— start —

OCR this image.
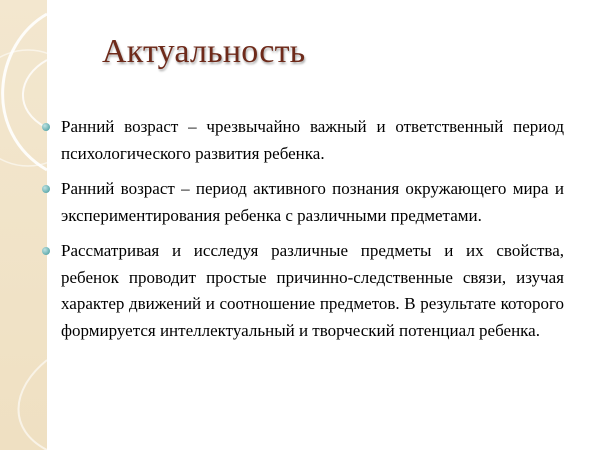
Актуальность
Ранний возраст – чрезвычайно важный и ответственный период психологического развития ребенка.
Ранний возраст – период активного познания окружающего мира и экспериментирования ребенка с различными предметами.
Рассматривая и исследуя различные предметы и их свойства, ребенок проводит простые причинно-следственные связи, изучая характер движений и соотношение предметов. В результате которого формируется интеллектуальный и творческий потенциал ребенка.
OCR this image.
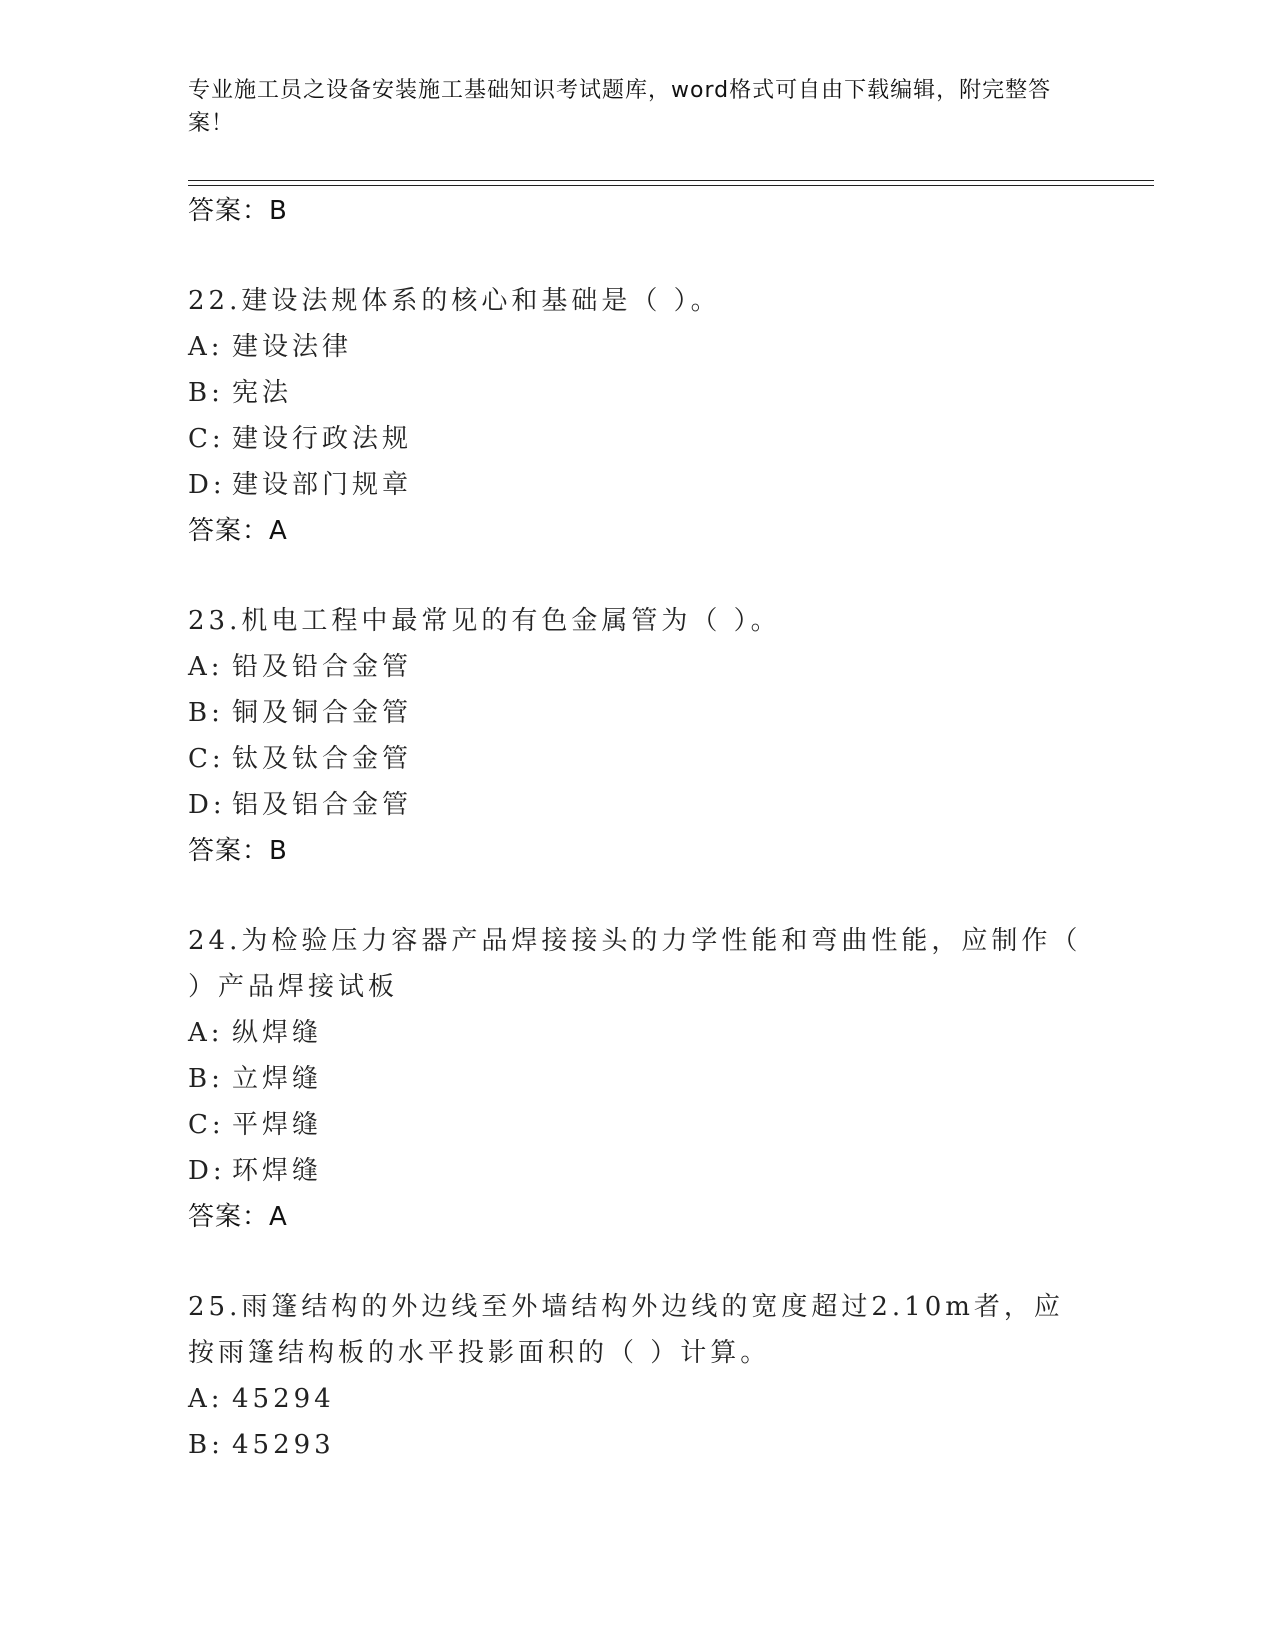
专业施工员之设备安装施工基础知识考试题库，word格式可自由下载编辑，附完整答案！
答案：B
22.建设法规体系的核心和基础是（ ）。
A: 建设法律
B: 宪法
C: 建设行政法规
D: 建设部门规章
答案：A
23.机电工程中最常见的有色金属管为（ ）。
A: 铅及铅合金管
B: 铜及铜合金管
C: 钛及钛合金管
D: 铝及铝合金管
答案：B
24.为检验压力容器产品焊接接头的力学性能和弯曲性能，应制作（ ）产品焊接试板
A: 纵焊缝
B: 立焊缝
C: 平焊缝
D: 环焊缝
答案：A
25.雨篷结构的外边线至外墙结构外边线的宽度超过2.10m者，应按雨篷结构板的水平投影面积的（ ）计算。
A: 45294
B: 45293
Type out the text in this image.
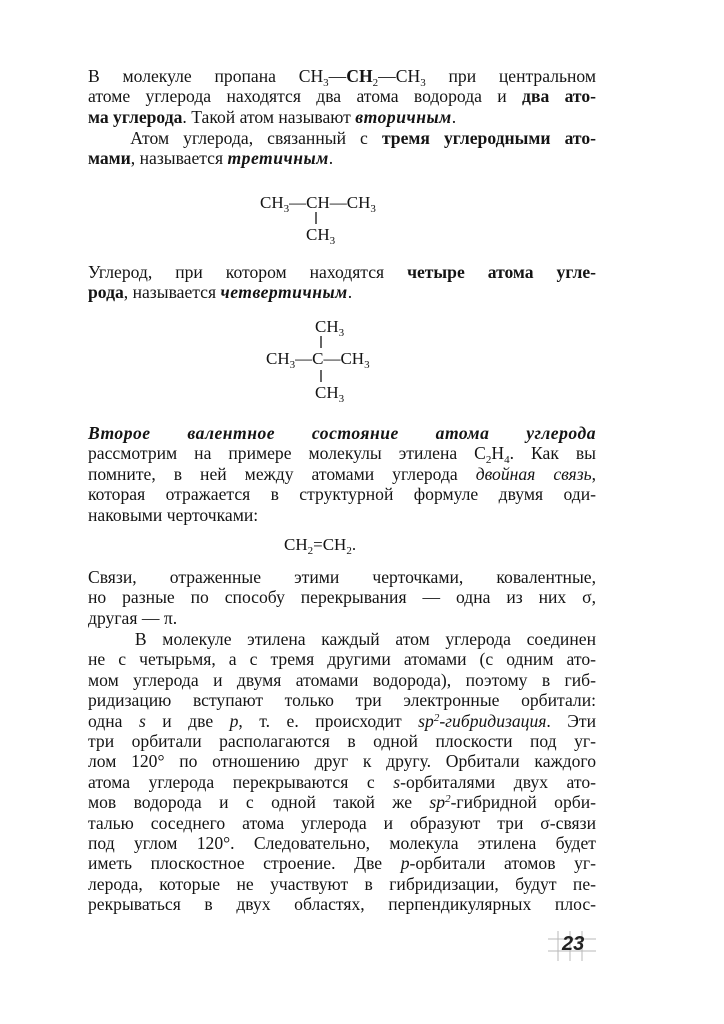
В молекуле пропана $CH_3—CH_2—CH_3$ при центральном
атоме углерода находятся два атома водорода и два ато-
ма углерода. Такой атом называют вторичным.
Атом углерода, связанный с тремя углеродными ато-
мами, называется третичным.
$CH_3—CH—CH_3$
$CH_3$
Углерод, при котором находятся четыре атома угле-
рода, называется четвертичным.
$CH_3$
$CH_3—C—CH_3$
$CH_3$
Второе валентное состояние атома углерода
рассмотрим на примере молекулы этилена $C_2H_4$. Как вы
помните, в ней между атомами углерода двойная связь,
которая отражается в структурной формуле двумя оди-
наковыми черточками:
$CH_2=CH_2$.
Связи, отраженные этими черточками, ковалентные,
но разные по способу перекрывания — одна из них σ,
другая — π.
В молекуле этилена каждый атом углерода соединен
не с четырьмя, а с тремя другими атомами (с одним ато-
мом углерода и двумя атомами водорода), поэтому в гиб-
ридизацию вступают только три электронные орбитали:
одна s и две p, т. е. происходит $sp^2$-гибридизация. Эти
три орбитали располагаются в одной плоскости под уг-
лом 120° по отношению друг к другу. Орбитали каждого
атома углерода перекрываются с s-орбиталями двух ато-
мов водорода и с одной такой же $sp^2$-гибридной орби-
талью соседнего атома углерода и образуют три σ-связи
под углом 120°. Следовательно, молекула этилена будет
иметь плоскостное строение. Две p-орбитали атомов уг-
лерода, которые не участвуют в гибридизации, будут пе-
рекрываться в двух областях, перпендикулярных плос-
23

— end —

## [Your goal]
Copy out each line exactly, without the pictures.

## [Written solution]
OCR this image.
Актуальность
Ранний возраст – чрезвычайно важный и ответственный период психологического развития ребенка.
Ранний возраст – период активного познания окружающего мира и экспериментирования ребенка с различными предметами.
Рассматривая и исследуя различные предметы и их свойства, ребенок проводит простые причинно-следственные связи, изучая характер движений и соотношение предметов. В результате которого формируется интеллектуальный и творческий потенциал ребенка.
OCR this image.
专业施工员之设备安装施工基础知识考试题库，word格式可自由下载编辑，附完整答案！
答案：B
22.建设法规体系的核心和基础是（ ）。
A: 建设法律
B: 宪法
C: 建设行政法规
D: 建设部门规章
答案：A
23.机电工程中最常见的有色金属管为（ ）。
A: 铅及铅合金管
B: 铜及铜合金管
C: 钛及钛合金管
D: 铝及铝合金管
答案：B
24.为检验压力容器产品焊接接头的力学性能和弯曲性能，应制作（ ）产品焊接试板
A: 纵焊缝
B: 立焊缝
C: 平焊缝
D: 环焊缝
答案：A
25.雨篷结构的外边线至外墙结构外边线的宽度超过2.10m者，应按雨篷结构板的水平投影面积的（ ）计算。
A: 45294
B: 45293
Type out the text in this image.
В молекуле пропана $CH_3—CH_2—CH_3$ при центральном
атоме углерода находятся два атома водорода и два ато-
ма углерода. Такой атом называют вторичным.
Атом углерода, связанный с тремя углеродными ато-
мами, называется третичным.
$CH_3—CH—CH_3$
$CH_3$
Углерод, при котором находятся четыре атома угле-
рода, называется четвертичным.
$CH_3$
$CH_3—C—CH_3$
$CH_3$
Второе валентное состояние атома углерода
рассмотрим на примере молекулы этилена $C_2H_4$. Как вы
помните, в ней между атомами углерода двойная связь,
которая отражается в структурной формуле двумя оди-
наковыми черточками:
$CH_2=CH_2$.
Связи, отраженные этими черточками, ковалентные,
но разные по способу перекрывания — одна из них σ,
другая — π.
В молекуле этилена каждый атом углерода соединен
не с четырьмя, а с тремя другими атомами (с одним ато-
мом углерода и двумя атомами водорода), поэтому в гиб-
ридизацию вступают только три электронные орбитали:
одна s и две p, т. е. происходит $sp^2$-гибридизация. Эти
три орбитали располагаются в одной плоскости под уг-
лом 120° по отношению друг к другу. Орбитали каждого
атома углерода перекрываются с s-орбиталями двух ато-
мов водорода и с одной такой же $sp^2$-гибридной орби-
талью соседнего атома углерода и образуют три σ-связи
под углом 120°. Следовательно, молекула этилена будет
иметь плоскостное строение. Две p-орбитали атомов уг-
лерода, которые не участвуют в гибридизации, будут пе-
рекрываться в двух областях, перпендикулярных плос-
23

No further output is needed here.